== PROVIDED MATERIAL ==

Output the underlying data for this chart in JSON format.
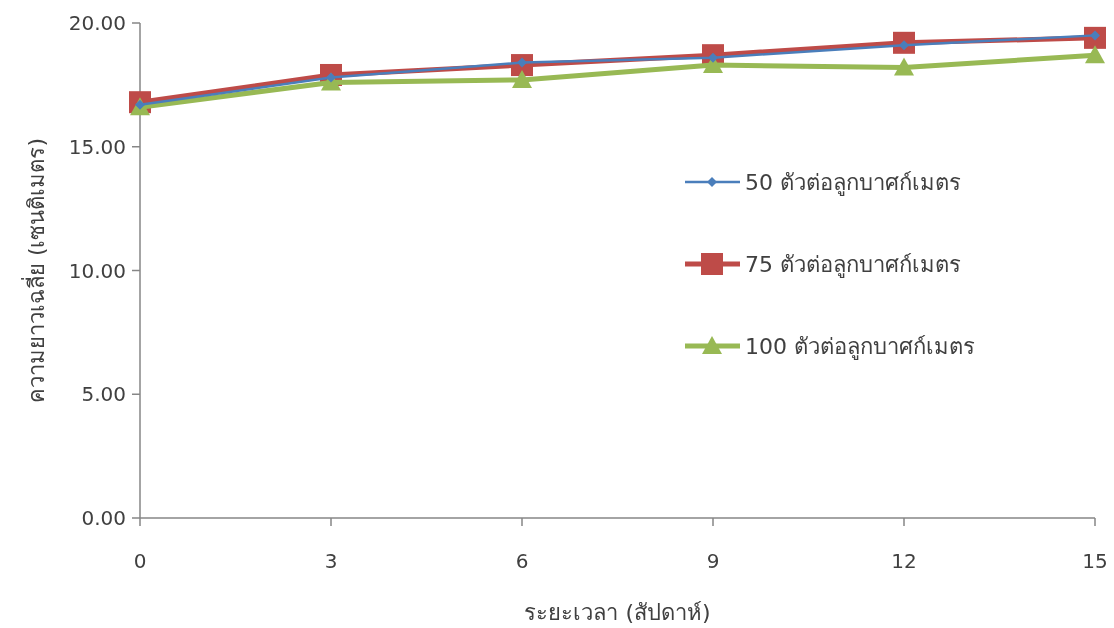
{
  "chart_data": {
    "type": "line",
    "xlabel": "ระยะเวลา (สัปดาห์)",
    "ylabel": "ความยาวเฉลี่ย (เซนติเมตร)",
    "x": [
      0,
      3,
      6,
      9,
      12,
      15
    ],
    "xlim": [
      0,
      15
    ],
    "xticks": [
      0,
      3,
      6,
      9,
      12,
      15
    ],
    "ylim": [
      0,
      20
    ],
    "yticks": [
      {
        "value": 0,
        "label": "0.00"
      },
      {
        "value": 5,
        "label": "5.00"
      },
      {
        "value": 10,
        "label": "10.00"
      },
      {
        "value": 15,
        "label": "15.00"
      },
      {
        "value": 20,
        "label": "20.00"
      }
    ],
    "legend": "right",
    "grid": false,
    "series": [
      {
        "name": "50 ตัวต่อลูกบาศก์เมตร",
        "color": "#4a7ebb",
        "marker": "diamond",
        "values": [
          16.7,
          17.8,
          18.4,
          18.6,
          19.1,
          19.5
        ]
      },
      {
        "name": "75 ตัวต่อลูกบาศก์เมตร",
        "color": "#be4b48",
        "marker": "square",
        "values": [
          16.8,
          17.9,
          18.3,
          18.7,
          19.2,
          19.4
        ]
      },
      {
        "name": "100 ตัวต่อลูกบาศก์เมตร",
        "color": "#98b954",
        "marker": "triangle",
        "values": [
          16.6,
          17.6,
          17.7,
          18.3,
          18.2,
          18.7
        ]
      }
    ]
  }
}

===
== PROVIDED MATERIAL ==

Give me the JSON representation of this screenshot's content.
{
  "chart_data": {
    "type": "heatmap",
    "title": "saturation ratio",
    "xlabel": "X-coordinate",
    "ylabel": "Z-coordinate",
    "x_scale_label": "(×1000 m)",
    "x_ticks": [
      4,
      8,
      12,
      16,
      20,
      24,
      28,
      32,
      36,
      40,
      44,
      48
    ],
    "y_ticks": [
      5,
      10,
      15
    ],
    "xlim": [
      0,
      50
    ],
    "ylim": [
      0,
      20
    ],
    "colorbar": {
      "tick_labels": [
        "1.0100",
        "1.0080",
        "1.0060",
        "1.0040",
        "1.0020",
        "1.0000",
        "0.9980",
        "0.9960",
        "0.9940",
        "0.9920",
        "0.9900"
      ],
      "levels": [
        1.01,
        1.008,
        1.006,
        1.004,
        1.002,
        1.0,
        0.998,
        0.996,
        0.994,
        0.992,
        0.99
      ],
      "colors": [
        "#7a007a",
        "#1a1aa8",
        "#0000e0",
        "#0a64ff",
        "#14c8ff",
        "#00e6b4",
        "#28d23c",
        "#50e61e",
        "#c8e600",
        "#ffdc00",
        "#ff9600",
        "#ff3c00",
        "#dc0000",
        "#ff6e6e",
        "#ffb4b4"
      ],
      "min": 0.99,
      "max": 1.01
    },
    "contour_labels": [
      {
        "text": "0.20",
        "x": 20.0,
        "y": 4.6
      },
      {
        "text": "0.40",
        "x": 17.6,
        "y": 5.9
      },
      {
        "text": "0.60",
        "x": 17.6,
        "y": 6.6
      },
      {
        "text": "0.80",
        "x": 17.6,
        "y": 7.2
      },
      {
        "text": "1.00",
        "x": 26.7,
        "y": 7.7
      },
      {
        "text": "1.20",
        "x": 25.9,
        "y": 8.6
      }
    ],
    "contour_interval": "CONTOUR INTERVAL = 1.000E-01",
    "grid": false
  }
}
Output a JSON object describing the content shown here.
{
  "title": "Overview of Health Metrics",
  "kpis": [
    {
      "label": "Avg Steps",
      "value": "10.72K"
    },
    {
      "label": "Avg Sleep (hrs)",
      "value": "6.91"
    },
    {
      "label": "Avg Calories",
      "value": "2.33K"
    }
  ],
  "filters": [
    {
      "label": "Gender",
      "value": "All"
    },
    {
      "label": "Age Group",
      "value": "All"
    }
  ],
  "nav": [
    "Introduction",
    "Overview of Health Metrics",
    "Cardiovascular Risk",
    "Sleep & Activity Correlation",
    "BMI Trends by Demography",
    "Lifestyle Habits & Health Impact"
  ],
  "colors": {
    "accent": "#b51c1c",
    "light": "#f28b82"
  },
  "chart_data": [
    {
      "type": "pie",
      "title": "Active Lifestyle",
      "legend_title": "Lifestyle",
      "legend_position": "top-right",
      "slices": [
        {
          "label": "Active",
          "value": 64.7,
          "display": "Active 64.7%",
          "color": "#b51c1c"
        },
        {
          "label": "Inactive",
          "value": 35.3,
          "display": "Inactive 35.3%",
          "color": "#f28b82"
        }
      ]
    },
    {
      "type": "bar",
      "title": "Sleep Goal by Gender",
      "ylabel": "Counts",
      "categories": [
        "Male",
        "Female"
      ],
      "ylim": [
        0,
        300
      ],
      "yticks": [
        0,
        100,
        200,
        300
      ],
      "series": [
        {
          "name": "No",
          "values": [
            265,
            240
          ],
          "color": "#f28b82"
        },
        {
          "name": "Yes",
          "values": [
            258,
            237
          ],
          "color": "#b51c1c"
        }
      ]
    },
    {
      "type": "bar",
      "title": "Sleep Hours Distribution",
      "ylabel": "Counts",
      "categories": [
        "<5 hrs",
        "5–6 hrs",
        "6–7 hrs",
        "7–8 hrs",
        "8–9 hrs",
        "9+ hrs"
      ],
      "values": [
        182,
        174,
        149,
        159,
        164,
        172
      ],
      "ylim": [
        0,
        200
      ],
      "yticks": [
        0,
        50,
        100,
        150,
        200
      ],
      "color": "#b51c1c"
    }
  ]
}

===

Return each line in the records that holds the string "coordinate".

> WRITTEN ANSWER:
    "xlabel": "X-coordinate",
    "ylabel": "Z-coordinate",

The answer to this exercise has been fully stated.